* _Written task_:
Output all records precisely as written.

* _Material provided_:
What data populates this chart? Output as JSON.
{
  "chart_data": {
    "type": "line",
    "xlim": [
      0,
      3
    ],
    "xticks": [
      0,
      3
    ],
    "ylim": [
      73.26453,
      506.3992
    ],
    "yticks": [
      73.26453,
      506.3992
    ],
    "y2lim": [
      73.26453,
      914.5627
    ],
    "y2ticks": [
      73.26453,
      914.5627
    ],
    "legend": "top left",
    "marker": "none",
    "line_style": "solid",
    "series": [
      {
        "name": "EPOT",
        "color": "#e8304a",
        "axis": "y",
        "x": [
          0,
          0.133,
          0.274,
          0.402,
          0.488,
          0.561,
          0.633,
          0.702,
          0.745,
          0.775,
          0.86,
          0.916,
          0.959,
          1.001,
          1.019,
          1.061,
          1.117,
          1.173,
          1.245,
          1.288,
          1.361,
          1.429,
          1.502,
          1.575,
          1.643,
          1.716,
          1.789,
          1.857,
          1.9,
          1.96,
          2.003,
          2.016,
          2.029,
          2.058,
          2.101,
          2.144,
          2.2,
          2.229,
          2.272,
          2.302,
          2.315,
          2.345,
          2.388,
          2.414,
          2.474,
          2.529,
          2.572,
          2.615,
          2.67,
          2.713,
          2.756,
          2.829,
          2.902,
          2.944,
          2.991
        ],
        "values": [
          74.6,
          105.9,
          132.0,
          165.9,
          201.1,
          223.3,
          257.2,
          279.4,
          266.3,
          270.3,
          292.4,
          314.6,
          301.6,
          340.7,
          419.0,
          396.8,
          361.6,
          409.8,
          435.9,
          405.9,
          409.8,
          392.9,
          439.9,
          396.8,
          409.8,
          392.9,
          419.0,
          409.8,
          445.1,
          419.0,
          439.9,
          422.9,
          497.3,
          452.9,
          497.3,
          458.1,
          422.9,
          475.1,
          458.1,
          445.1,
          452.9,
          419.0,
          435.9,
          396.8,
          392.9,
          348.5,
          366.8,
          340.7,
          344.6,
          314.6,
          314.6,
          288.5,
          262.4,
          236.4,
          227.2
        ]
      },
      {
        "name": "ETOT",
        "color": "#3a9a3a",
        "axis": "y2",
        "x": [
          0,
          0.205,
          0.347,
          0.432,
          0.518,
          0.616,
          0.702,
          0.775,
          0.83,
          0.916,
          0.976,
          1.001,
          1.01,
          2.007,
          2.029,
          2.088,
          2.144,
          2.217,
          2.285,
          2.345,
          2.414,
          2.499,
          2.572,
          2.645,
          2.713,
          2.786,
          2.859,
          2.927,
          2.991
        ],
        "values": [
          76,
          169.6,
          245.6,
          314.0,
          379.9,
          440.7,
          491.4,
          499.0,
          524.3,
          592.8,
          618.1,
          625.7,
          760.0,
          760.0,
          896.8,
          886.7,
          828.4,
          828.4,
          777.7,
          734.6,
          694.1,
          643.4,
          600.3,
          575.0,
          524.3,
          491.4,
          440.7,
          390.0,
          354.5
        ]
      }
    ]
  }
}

* _Result_:
What data populates this chart? Output as JSON.
{
  "chart_data": {
    "type": "line",
    "xlim": [
      0,
      3
    ],
    "xticks": [
      0,
      3
    ],
    "ylim": [
      73.26453,
      506.3992
    ],
    "yticks": [
      73.26453,
      506.3992
    ],
    "y2lim": [
      73.26453,
      914.5627
    ],
    "y2ticks": [
      73.26453,
      914.5627
    ],
    "legend": "top left",
    "marker": "none",
    "line_style": "solid",
    "series": [
      {
        "name": "EPOT",
        "color": "#e8304a",
        "axis": "y",
        "x": [
          0,
          0.133,
          0.274,
          0.402,
          0.488,
          0.561,
          0.633,
          0.702,
          0.745,
          0.775,
          0.86,
          0.916,
          0.959,
          1.001,
          1.019,
          1.061,
          1.117,
          1.173,
          1.245,
          1.288,
          1.361,
          1.429,
          1.502,
          1.575,
          1.643,
          1.716,
          1.789,
          1.857,
          1.9,
          1.96,
          2.003,
          2.016,
          2.029,
          2.058,
          2.101,
          2.144,
          2.2,
          2.229,
          2.272,
          2.302,
          2.315,
          2.345,
          2.388,
          2.414,
          2.474,
          2.529,
          2.572,
          2.615,
          2.67,
          2.713,
          2.756,
          2.829,
          2.902,
          2.944,
          2.991
        ],
        "values": [
          74.6,
          105.9,
          132.0,
          165.9,
          201.1,
          223.3,
          257.2,
          279.4,
          266.3,
          270.3,
          292.4,
          314.6,
          301.6,
          340.7,
          419.0,
          396.8,
          361.6,
          409.8,
          435.9,
          405.9,
          409.8,
          392.9,
          439.9,
          396.8,
          409.8,
          392.9,
          419.0,
          409.8,
          445.1,
          419.0,
          439.9,
          422.9,
          497.3,
          452.9,
          497.3,
          458.1,
          422.9,
          475.1,
          458.1,
          445.1,
          452.9,
          419.0,
          435.9,
          396.8,
          392.9,
          348.5,
          366.8,
          340.7,
          344.6,
          314.6,
          314.6,
          288.5,
          262.4,
          236.4,
          227.2
        ]
      },
      {
        "name": "ETOT",
        "color": "#3a9a3a",
        "axis": "y2",
        "x": [
          0,
          0.205,
          0.347,
          0.432,
          0.518,
          0.616,
          0.702,
          0.775,
          0.83,
          0.916,
          0.976,
          1.001,
          1.01,
          2.007,
          2.029,
          2.088,
          2.144,
          2.217,
          2.285,
          2.345,
          2.414,
          2.499,
          2.572,
          2.645,
          2.713,
          2.786,
          2.859,
          2.927,
          2.991
        ],
        "values": [
          76,
          169.6,
          245.6,
          314.0,
          379.9,
          440.7,
          491.4,
          499.0,
          524.3,
          592.8,
          618.1,
          625.7,
          760.0,
          760.0,
          896.8,
          886.7,
          828.4,
          828.4,
          777.7,
          734.6,
          694.1,
          643.4,
          600.3,
          575.0,
          524.3,
          491.4,
          440.7,
          390.0,
          354.5
        ]
      }
    ]
  }
}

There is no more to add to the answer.